*Task requirements*: From the entries below, gather each line containing the word "anchor".

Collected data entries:
↓↓↓

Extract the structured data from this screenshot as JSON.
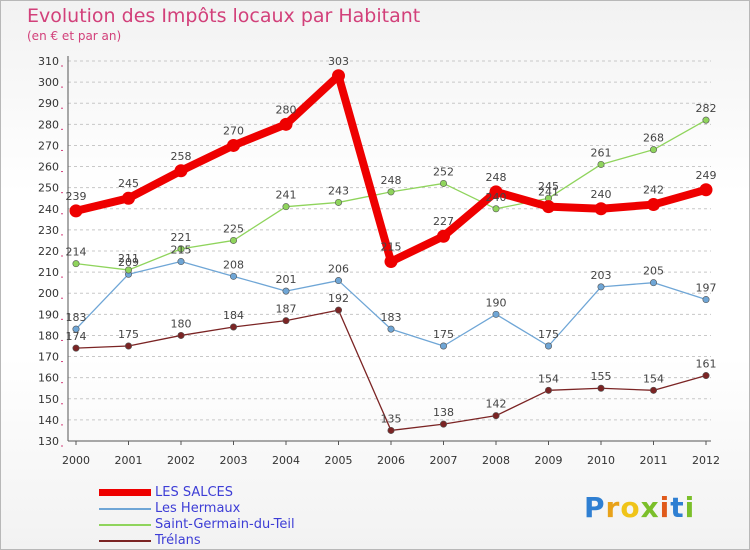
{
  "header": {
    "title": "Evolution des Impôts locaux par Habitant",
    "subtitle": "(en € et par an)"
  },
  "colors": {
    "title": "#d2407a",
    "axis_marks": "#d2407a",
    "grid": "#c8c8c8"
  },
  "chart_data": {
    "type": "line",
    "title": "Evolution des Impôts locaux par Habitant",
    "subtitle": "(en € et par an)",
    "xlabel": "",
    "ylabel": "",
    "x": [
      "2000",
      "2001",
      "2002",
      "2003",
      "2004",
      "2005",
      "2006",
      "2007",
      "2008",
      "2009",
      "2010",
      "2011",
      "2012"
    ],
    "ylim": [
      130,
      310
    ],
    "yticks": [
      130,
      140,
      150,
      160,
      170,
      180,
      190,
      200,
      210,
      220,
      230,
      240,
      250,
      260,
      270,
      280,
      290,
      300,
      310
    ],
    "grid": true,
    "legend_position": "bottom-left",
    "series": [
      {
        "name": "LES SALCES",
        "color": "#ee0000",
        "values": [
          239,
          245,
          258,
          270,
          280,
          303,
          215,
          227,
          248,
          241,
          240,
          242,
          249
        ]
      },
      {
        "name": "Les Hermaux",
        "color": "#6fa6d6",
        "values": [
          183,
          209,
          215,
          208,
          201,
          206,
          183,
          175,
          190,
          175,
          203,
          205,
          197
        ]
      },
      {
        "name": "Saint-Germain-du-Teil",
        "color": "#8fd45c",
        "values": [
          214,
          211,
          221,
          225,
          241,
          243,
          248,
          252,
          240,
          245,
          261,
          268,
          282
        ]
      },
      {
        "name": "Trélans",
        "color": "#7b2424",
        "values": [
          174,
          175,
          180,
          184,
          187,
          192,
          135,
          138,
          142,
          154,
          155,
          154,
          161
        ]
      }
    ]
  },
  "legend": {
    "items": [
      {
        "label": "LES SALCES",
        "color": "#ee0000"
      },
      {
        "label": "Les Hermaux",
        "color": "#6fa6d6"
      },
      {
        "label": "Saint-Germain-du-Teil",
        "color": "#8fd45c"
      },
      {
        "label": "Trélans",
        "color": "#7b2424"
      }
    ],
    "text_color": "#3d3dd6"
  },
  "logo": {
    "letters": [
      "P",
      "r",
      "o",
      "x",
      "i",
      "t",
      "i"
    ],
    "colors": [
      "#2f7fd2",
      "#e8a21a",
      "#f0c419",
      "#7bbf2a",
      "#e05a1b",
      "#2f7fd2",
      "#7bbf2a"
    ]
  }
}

↑↑↑
↓↓↓

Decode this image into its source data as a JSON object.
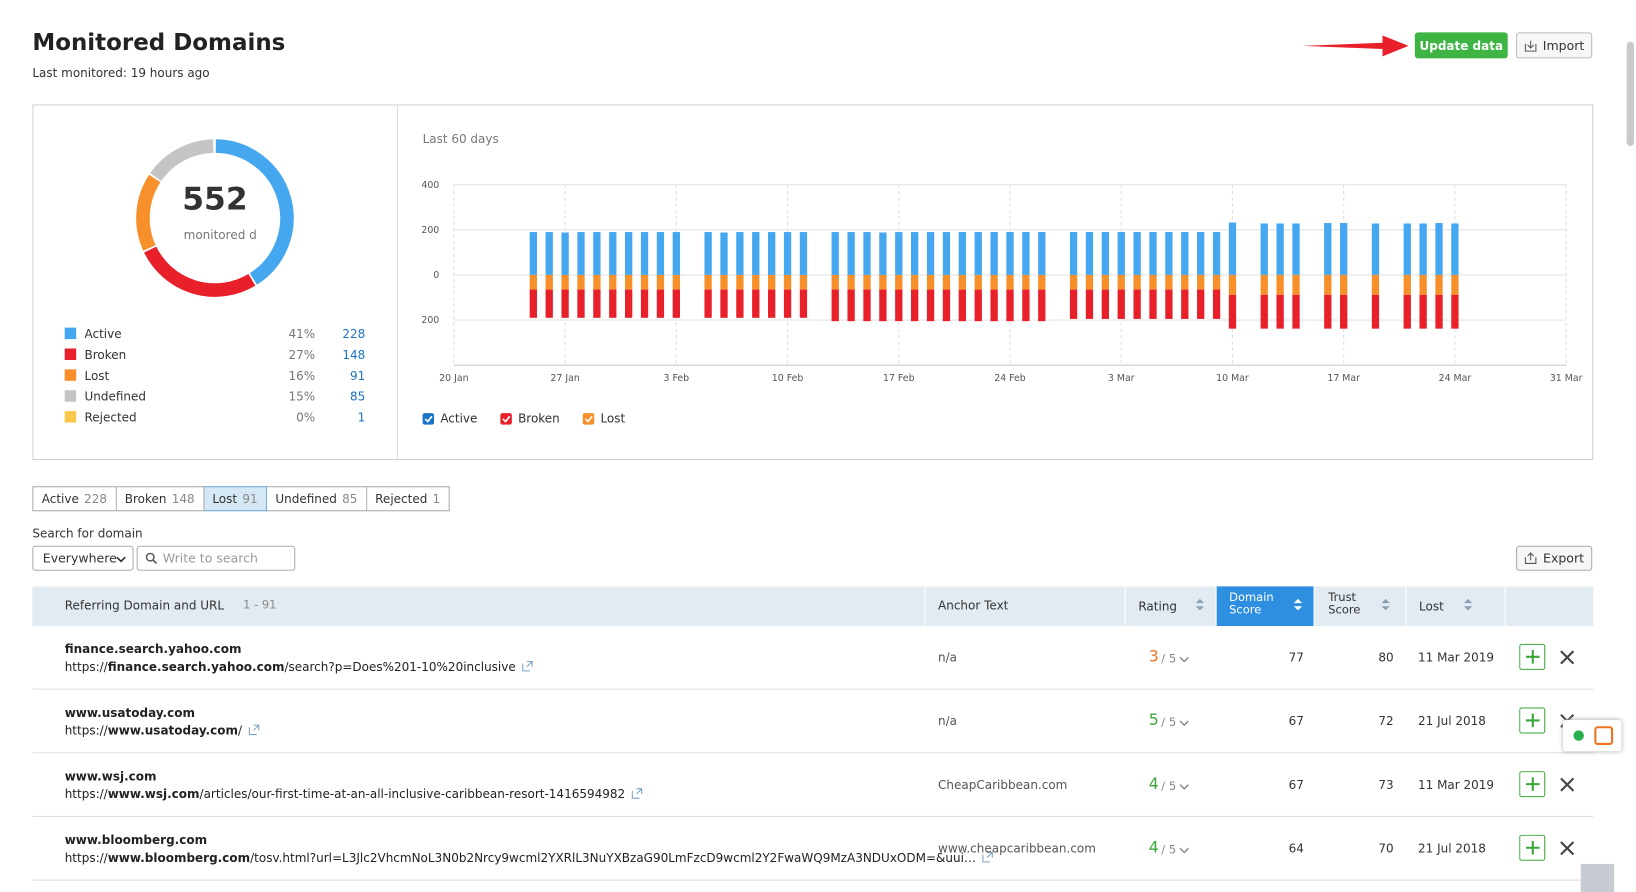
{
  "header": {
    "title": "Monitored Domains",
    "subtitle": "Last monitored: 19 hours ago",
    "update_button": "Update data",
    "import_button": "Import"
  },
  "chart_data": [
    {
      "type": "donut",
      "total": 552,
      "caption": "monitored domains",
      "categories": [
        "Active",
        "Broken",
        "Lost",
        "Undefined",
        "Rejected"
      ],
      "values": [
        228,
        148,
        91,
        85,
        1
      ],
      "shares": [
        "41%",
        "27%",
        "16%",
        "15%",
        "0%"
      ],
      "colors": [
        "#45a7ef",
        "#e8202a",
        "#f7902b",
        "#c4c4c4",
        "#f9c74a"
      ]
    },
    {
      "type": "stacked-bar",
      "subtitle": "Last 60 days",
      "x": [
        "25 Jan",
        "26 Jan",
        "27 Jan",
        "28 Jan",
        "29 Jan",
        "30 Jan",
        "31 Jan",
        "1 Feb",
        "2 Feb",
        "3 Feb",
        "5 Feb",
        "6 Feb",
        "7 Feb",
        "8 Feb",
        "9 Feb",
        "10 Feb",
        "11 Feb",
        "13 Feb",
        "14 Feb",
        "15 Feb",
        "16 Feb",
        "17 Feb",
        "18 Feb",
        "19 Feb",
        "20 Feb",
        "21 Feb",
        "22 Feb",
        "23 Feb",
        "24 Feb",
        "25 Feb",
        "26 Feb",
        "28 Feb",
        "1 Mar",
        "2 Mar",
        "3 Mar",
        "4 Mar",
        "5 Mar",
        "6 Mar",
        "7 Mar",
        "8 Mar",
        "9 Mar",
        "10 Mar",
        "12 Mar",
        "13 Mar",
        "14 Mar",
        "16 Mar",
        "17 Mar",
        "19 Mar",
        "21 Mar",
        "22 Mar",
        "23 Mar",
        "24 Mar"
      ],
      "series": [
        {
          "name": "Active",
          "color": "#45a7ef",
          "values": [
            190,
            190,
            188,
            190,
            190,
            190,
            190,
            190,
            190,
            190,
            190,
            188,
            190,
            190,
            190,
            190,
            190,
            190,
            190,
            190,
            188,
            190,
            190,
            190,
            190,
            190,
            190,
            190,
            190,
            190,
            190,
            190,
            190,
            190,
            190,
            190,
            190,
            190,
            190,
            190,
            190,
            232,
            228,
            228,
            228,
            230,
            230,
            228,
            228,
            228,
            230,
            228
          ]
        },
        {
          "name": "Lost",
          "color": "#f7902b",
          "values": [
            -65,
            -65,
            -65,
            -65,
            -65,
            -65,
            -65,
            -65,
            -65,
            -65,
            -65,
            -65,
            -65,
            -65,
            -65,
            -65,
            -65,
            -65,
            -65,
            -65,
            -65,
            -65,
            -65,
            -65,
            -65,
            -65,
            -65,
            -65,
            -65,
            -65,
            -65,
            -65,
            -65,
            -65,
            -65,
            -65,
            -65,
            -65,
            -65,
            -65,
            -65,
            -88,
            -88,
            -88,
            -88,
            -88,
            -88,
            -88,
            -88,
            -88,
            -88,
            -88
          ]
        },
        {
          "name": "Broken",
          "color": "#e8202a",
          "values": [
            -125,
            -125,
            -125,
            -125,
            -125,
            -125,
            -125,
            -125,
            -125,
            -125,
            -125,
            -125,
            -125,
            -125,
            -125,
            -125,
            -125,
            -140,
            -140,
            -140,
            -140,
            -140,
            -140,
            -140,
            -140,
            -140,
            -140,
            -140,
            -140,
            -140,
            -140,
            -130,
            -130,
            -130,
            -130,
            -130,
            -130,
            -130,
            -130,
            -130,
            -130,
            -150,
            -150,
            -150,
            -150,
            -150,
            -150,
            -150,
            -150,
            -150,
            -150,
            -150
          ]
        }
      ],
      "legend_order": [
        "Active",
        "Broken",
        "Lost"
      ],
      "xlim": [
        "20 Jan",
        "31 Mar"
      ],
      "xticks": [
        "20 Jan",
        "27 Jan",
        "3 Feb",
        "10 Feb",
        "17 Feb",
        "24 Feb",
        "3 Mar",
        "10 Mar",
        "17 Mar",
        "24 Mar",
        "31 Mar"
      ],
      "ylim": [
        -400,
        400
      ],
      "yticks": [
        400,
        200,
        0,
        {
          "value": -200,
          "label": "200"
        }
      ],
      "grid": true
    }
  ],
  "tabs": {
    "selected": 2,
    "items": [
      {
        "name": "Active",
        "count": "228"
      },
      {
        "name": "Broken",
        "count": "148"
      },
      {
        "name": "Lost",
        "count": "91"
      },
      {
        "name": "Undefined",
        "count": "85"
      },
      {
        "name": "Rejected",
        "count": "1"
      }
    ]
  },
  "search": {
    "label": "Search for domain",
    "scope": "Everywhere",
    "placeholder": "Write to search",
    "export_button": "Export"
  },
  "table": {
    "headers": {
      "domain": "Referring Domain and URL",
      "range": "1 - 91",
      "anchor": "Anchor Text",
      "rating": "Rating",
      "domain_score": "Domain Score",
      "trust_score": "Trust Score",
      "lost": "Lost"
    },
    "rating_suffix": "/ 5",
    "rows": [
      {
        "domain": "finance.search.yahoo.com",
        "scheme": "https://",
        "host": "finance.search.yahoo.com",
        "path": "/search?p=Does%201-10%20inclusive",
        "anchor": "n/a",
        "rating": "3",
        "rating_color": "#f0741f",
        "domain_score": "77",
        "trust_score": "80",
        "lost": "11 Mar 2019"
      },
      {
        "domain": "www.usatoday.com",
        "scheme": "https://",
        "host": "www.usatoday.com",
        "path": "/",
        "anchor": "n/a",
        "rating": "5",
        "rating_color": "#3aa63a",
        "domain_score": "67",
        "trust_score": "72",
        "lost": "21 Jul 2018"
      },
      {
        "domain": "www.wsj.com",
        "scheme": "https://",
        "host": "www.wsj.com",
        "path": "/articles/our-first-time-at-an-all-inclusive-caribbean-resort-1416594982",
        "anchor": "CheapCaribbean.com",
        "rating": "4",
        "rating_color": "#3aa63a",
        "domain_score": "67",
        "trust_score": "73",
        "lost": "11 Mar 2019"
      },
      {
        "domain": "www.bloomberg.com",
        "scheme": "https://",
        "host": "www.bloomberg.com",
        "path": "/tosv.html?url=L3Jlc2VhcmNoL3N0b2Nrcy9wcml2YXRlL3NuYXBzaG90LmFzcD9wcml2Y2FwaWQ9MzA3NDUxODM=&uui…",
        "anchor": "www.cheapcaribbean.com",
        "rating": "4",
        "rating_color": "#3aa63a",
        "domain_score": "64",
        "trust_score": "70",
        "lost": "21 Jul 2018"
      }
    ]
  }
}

↑↑↑

*Written answer*:
      "anchor": "Anchor Text",
        "anchor": "n/a",
        "anchor": "n/a",
        "anchor": "CheapCaribbean.com",
        "anchor": "www.cheapcaribbean.com",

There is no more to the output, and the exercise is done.